Work out how many lines hold the string "this". Give that number and nothing more.

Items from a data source
☆ ☆ ☆ ☆ ☆

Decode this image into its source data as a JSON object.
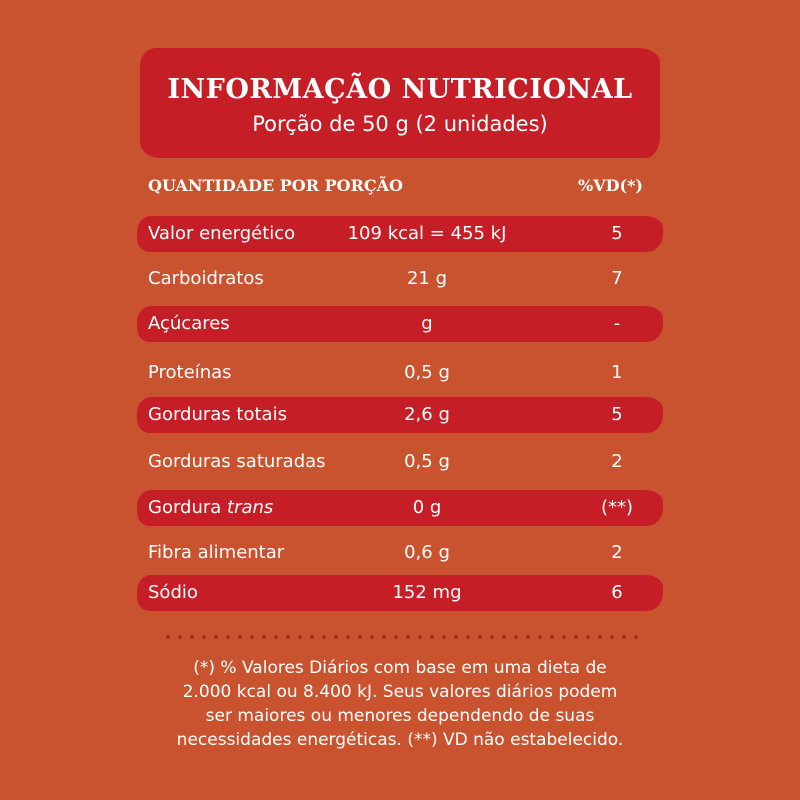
{
  "header": {
    "title": "INFORMAÇÃO NUTRICIONAL",
    "subtitle": "Porção de 50 g (2 unidades)"
  },
  "columns": {
    "left": "QUANTIDADE POR PORÇÃO",
    "right": "%VD(*)"
  },
  "rows": [
    {
      "name": "Valor energético",
      "name_suffix": "",
      "amount": "109 kcal = 455 kJ",
      "vd": "5",
      "highlighted": true
    },
    {
      "name": "Carboidratos",
      "name_suffix": "",
      "amount": "21 g",
      "vd": "7",
      "highlighted": false
    },
    {
      "name": "Açúcares",
      "name_suffix": "",
      "amount": "g",
      "vd": "-",
      "highlighted": true
    },
    {
      "name": "Proteínas",
      "name_suffix": "",
      "amount": "0,5 g",
      "vd": "1",
      "highlighted": false
    },
    {
      "name": "Gorduras totais",
      "name_suffix": "",
      "amount": "2,6 g",
      "vd": "5",
      "highlighted": true
    },
    {
      "name": "Gorduras saturadas",
      "name_suffix": "",
      "amount": "0,5 g",
      "vd": "2",
      "highlighted": false
    },
    {
      "name": "Gordura ",
      "name_suffix": "trans",
      "amount": "0 g",
      "vd": "(**)",
      "highlighted": true
    },
    {
      "name": "Fibra alimentar",
      "name_suffix": "",
      "amount": "0,6 g",
      "vd": "2",
      "highlighted": false
    },
    {
      "name": "Sódio",
      "name_suffix": "",
      "amount": "152 mg",
      "vd": "6",
      "highlighted": true
    }
  ],
  "footnote": {
    "line1": "(*) % Valores Diários com base em uma dieta de",
    "line2": "2.000 kcal ou 8.400 kJ. Seus valores diários podem",
    "line3": "ser maiores ou menores dependendo de suas",
    "line4": "necessidades energéticas. (**) VD não estabelecido."
  },
  "colors": {
    "background": "#c9532f",
    "highlight": "#c51e27",
    "text": "#ffffff",
    "dots": "#9b2a1e"
  }
}
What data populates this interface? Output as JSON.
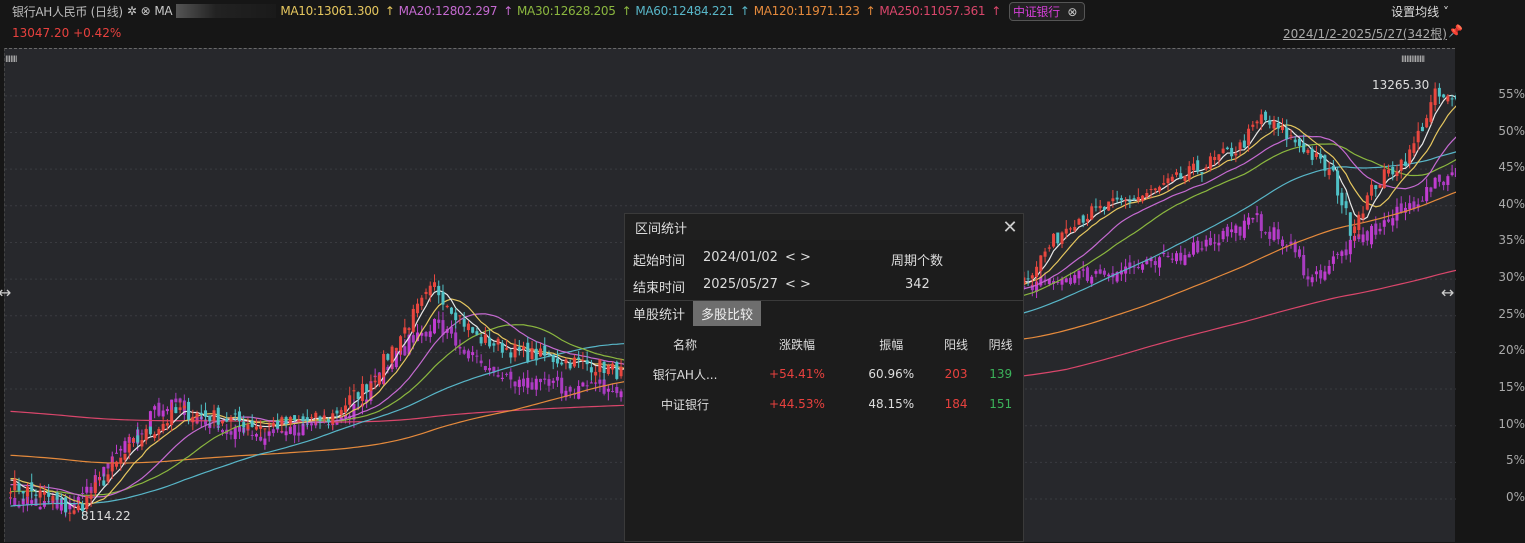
{
  "header": {
    "title": "银行AH人民币 (日线)",
    "ma_label": "MA",
    "ma_values": [
      {
        "label": "MA10:13061.300",
        "color": "#e6c75f"
      },
      {
        "label": "MA20:12802.297",
        "color": "#c56ad1"
      },
      {
        "label": "MA30:12628.205",
        "color": "#8bb73f"
      },
      {
        "label": "MA60:12484.221",
        "color": "#58b6c8"
      },
      {
        "label": "MA120:11971.123",
        "color": "#e58a3c"
      },
      {
        "label": "MA250:11057.361",
        "color": "#d9466b"
      }
    ],
    "arrow": "↑",
    "compare_tag": "中证银行",
    "set_ma": "设置均线 ˅",
    "price": "13047.20 +0.42%",
    "range": "2024/1/2-2025/5/27(342根)"
  },
  "annotations": {
    "high": "13265.30",
    "low": "8114.22"
  },
  "yaxis": [
    "55%",
    "50%",
    "45%",
    "40%",
    "35%",
    "30%",
    "25%",
    "20%",
    "15%",
    "10%",
    "5%",
    "0%"
  ],
  "dialog": {
    "title": "区间统计",
    "start_label": "起始时间",
    "start_value": "2024/01/02",
    "end_label": "结束时间",
    "end_value": "2025/05/27",
    "nav": "< >",
    "period_label": "周期个数",
    "period_value": "342",
    "tabs": [
      "单股统计",
      "多股比较"
    ],
    "active_tab": 1,
    "columns": [
      "名称",
      "涨跌幅",
      "振幅",
      "阳线",
      "阴线"
    ],
    "rows": [
      [
        "银行AH人...",
        "+54.41%",
        "60.96%",
        "203",
        "139"
      ],
      [
        "中证银行",
        "+44.53%",
        "48.15%",
        "184",
        "151"
      ]
    ]
  },
  "colors": {
    "up": "#e8473f",
    "down": "#4fc1c6",
    "index": "#c03ccf",
    "ma5": "#e8e8e8"
  },
  "chart_data": {
    "type": "candlestick",
    "bars": 342,
    "yunit": "%",
    "ylim": [
      -3,
      58
    ],
    "main_anchors": [
      [
        0,
        2
      ],
      [
        10,
        0
      ],
      [
        15,
        -2
      ],
      [
        30,
        8
      ],
      [
        40,
        12
      ],
      [
        60,
        10
      ],
      [
        75,
        11
      ],
      [
        85,
        16
      ],
      [
        95,
        25
      ],
      [
        100,
        29
      ],
      [
        110,
        22
      ],
      [
        120,
        20
      ],
      [
        140,
        18
      ],
      [
        150,
        16
      ],
      [
        180,
        20
      ],
      [
        210,
        26
      ],
      [
        239,
        30
      ],
      [
        250,
        38
      ],
      [
        270,
        42
      ],
      [
        290,
        48
      ],
      [
        295,
        52
      ],
      [
        305,
        48
      ],
      [
        312,
        44
      ],
      [
        316,
        37
      ],
      [
        322,
        43
      ],
      [
        330,
        47
      ],
      [
        336,
        55
      ],
      [
        341,
        54
      ]
    ],
    "compare_anchors": [
      [
        0,
        0
      ],
      [
        15,
        -1
      ],
      [
        36,
        13
      ],
      [
        60,
        8
      ],
      [
        80,
        12
      ],
      [
        95,
        22
      ],
      [
        100,
        24
      ],
      [
        115,
        16
      ],
      [
        140,
        15
      ],
      [
        150,
        14
      ],
      [
        200,
        20
      ],
      [
        246,
        30
      ],
      [
        270,
        32
      ],
      [
        294,
        38
      ],
      [
        302,
        34
      ],
      [
        307,
        30
      ],
      [
        315,
        34
      ],
      [
        325,
        38
      ],
      [
        330,
        40
      ],
      [
        341,
        45
      ]
    ]
  }
}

☆ ☆ ☆ ☆ ☆

- Task solution: 2